Goal => In the records below, find the line with "Read the values" and repeat it and every line after it, exactly, without any pictures.

Records to use =>
● ● ● ● ● ● ●
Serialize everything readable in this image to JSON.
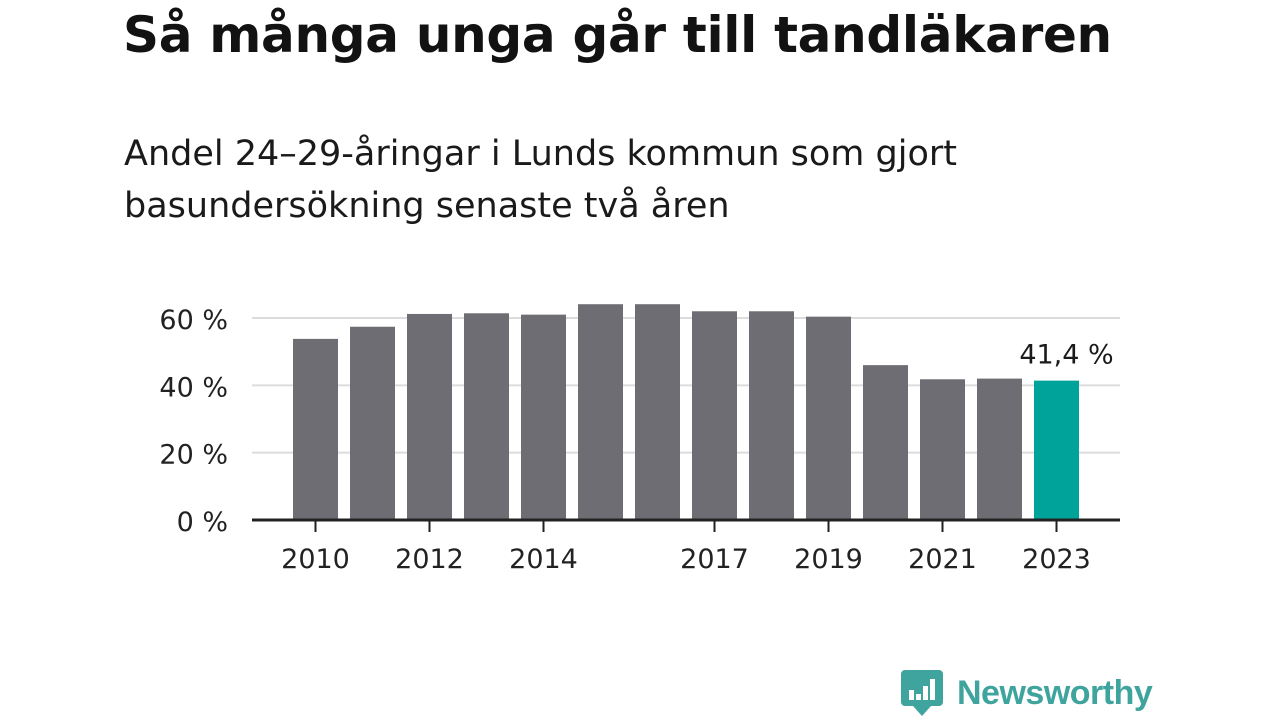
{
  "title": "Så många unga går till tandläkaren",
  "subtitle": "Andel 24–29-åringar i Lunds kommun som gjort basundersökning senaste två åren",
  "colors": {
    "bar": "#6e6d74",
    "highlight": "#00a39a",
    "grid": "#dcdcdc",
    "axis": "#222222"
  },
  "logo": {
    "text": "Newsworthy",
    "icon": "bar-chart-speech-bubble-icon"
  },
  "chart_data": {
    "type": "bar",
    "x": [
      2010,
      2011,
      2012,
      2013,
      2014,
      2015,
      2016,
      2017,
      2018,
      2019,
      2020,
      2021,
      2022,
      2023
    ],
    "values": [
      53.8,
      57.4,
      61.2,
      61.4,
      61.0,
      64.1,
      64.1,
      62.0,
      62.0,
      60.4,
      46.0,
      41.8,
      42.0,
      41.4
    ],
    "x_tick_labels": [
      "2010",
      "2012",
      "2014",
      "2017",
      "2019",
      "2021",
      "2023"
    ],
    "y_ticks": [
      0,
      20,
      40,
      60
    ],
    "y_tick_labels": [
      "0 %",
      "20 %",
      "40 %",
      "60 %"
    ],
    "ylim": [
      0,
      66
    ],
    "highlight": {
      "x": 2023,
      "label": "41,4 %"
    },
    "grid": true,
    "xlabel": "",
    "ylabel": ""
  }
}
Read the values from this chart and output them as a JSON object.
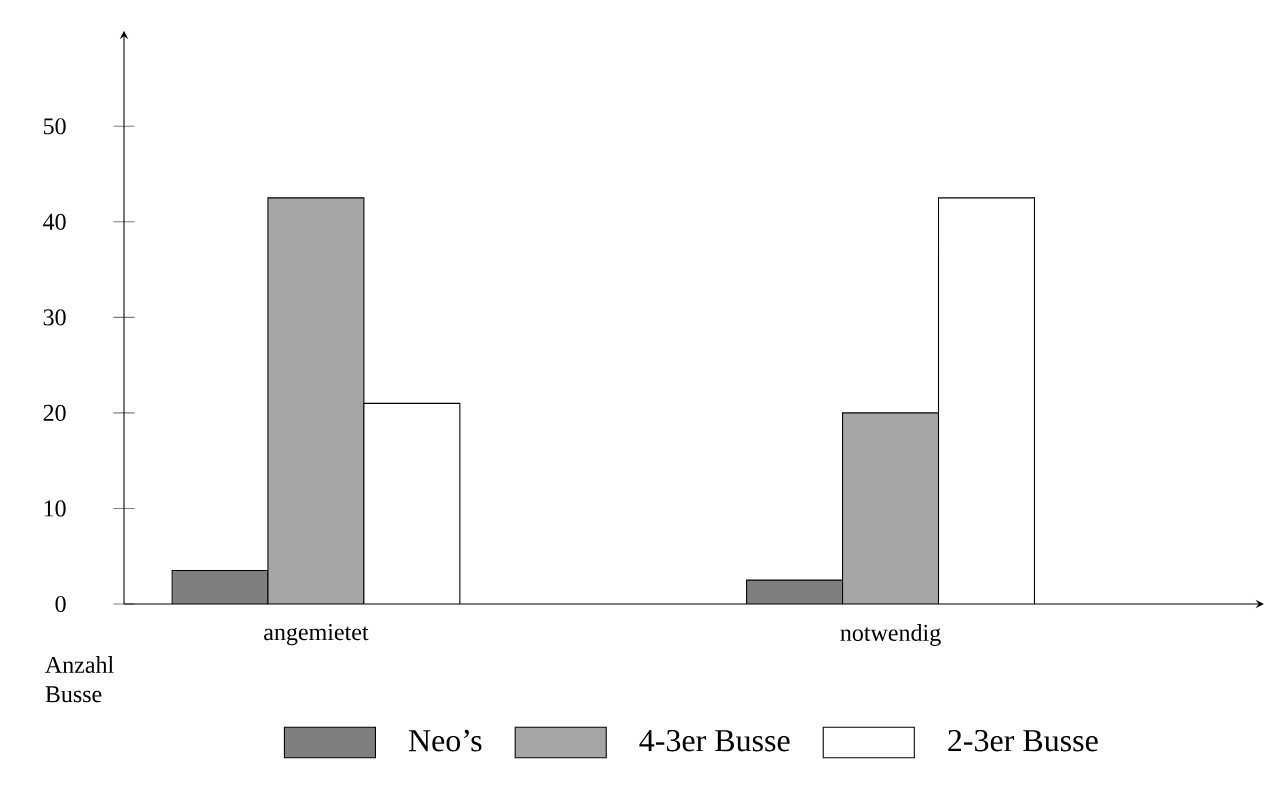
{
  "chart_data": {
    "type": "bar",
    "categories": [
      "angemietet",
      "notwendig"
    ],
    "ylabel": "Anzahl Busse",
    "series": [
      {
        "name": "Neo’s",
        "color": "#7f7f7f",
        "values": [
          3.5,
          2.5
        ]
      },
      {
        "name": "4-3er Busse",
        "color": "#a6a6a6",
        "values": [
          42.5,
          20
        ]
      },
      {
        "name": "2-3er Busse",
        "color": "#ffffff",
        "values": [
          21,
          42.5
        ]
      }
    ],
    "ylim": [
      0,
      60
    ],
    "yticks": [
      0,
      10,
      20,
      30,
      40,
      50
    ],
    "grid": false,
    "legend": "bottom"
  }
}
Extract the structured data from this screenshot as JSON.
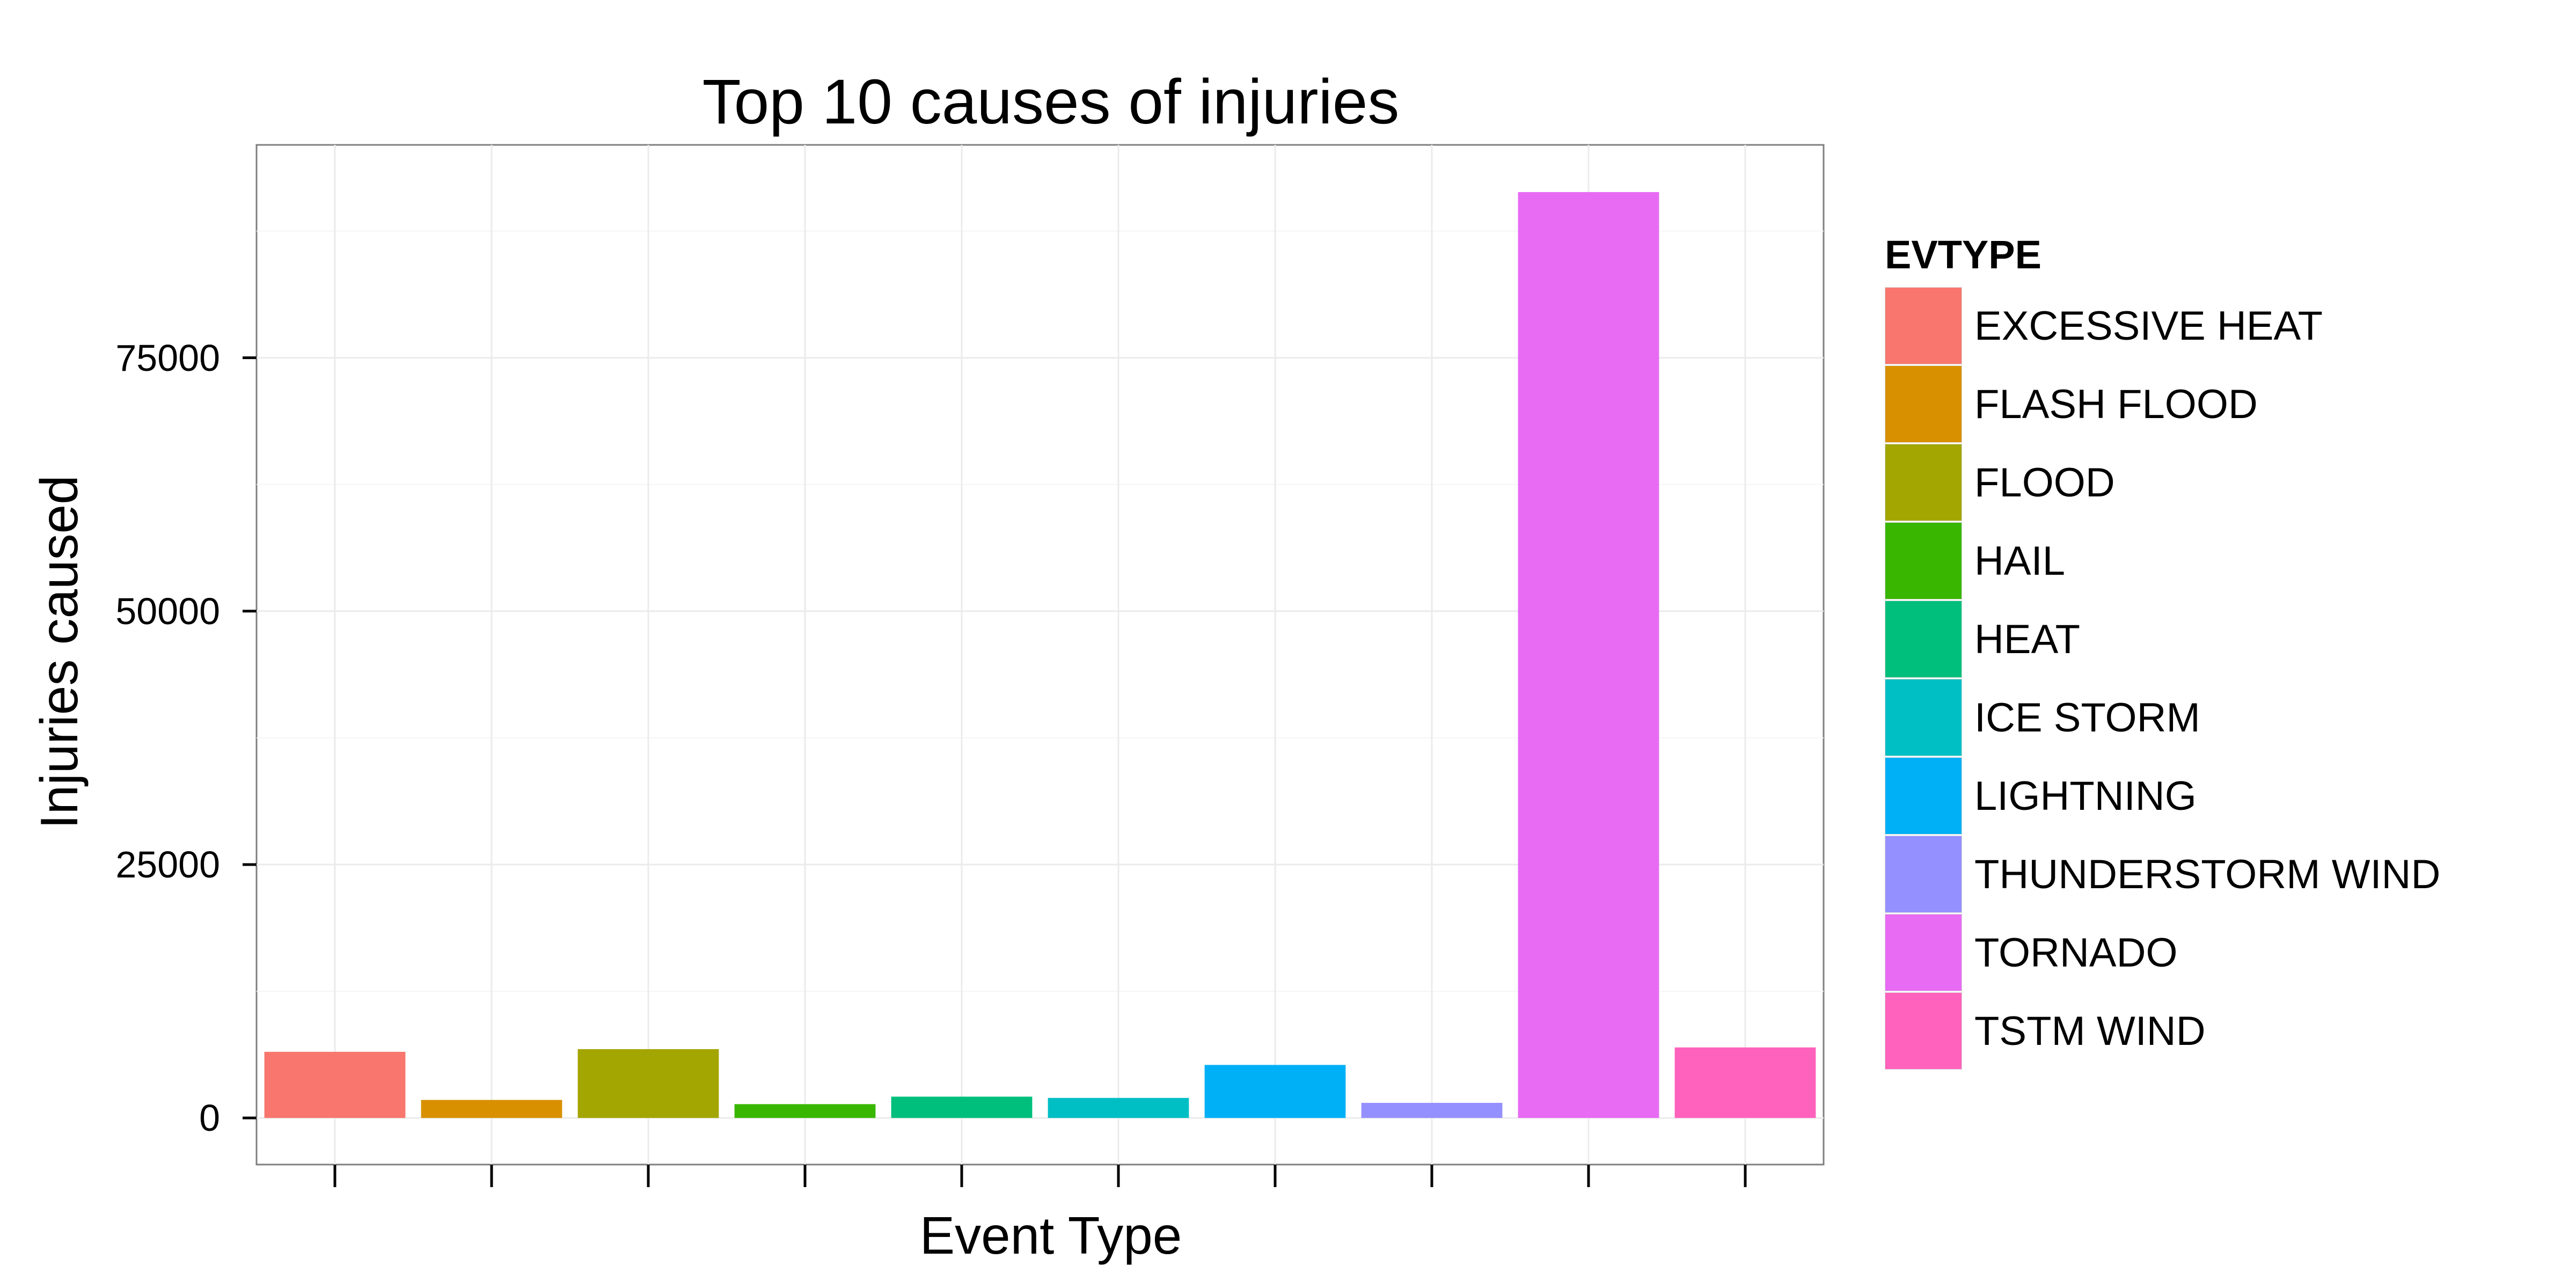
● ● ● ● ● ● ●
Solution =>
Read the values from this chart and output them as a JSON object.
{
  "chart_data": {
    "type": "bar",
    "categories": [
      "angemietet",
      "notwendig"
    ],
    "ylabel": "Anzahl Busse",
    "series": [
      {
        "name": "Neo’s",
        "color": "#7f7f7f",
        "values": [
          3.5,
          2.5
        ]
      },
      {
        "name": "4-3er Busse",
        "color": "#a6a6a6",
        "values": [
          42.5,
          20
        ]
      },
      {
        "name": "2-3er Busse",
        "color": "#ffffff",
        "values": [
          21,
          42.5
        ]
      }
    ],
    "ylim": [
      0,
      60
    ],
    "yticks": [
      0,
      10,
      20,
      30,
      40,
      50
    ],
    "grid": false,
    "legend": "bottom"
  }
}
Extract the structured data from this screenshot as JSON.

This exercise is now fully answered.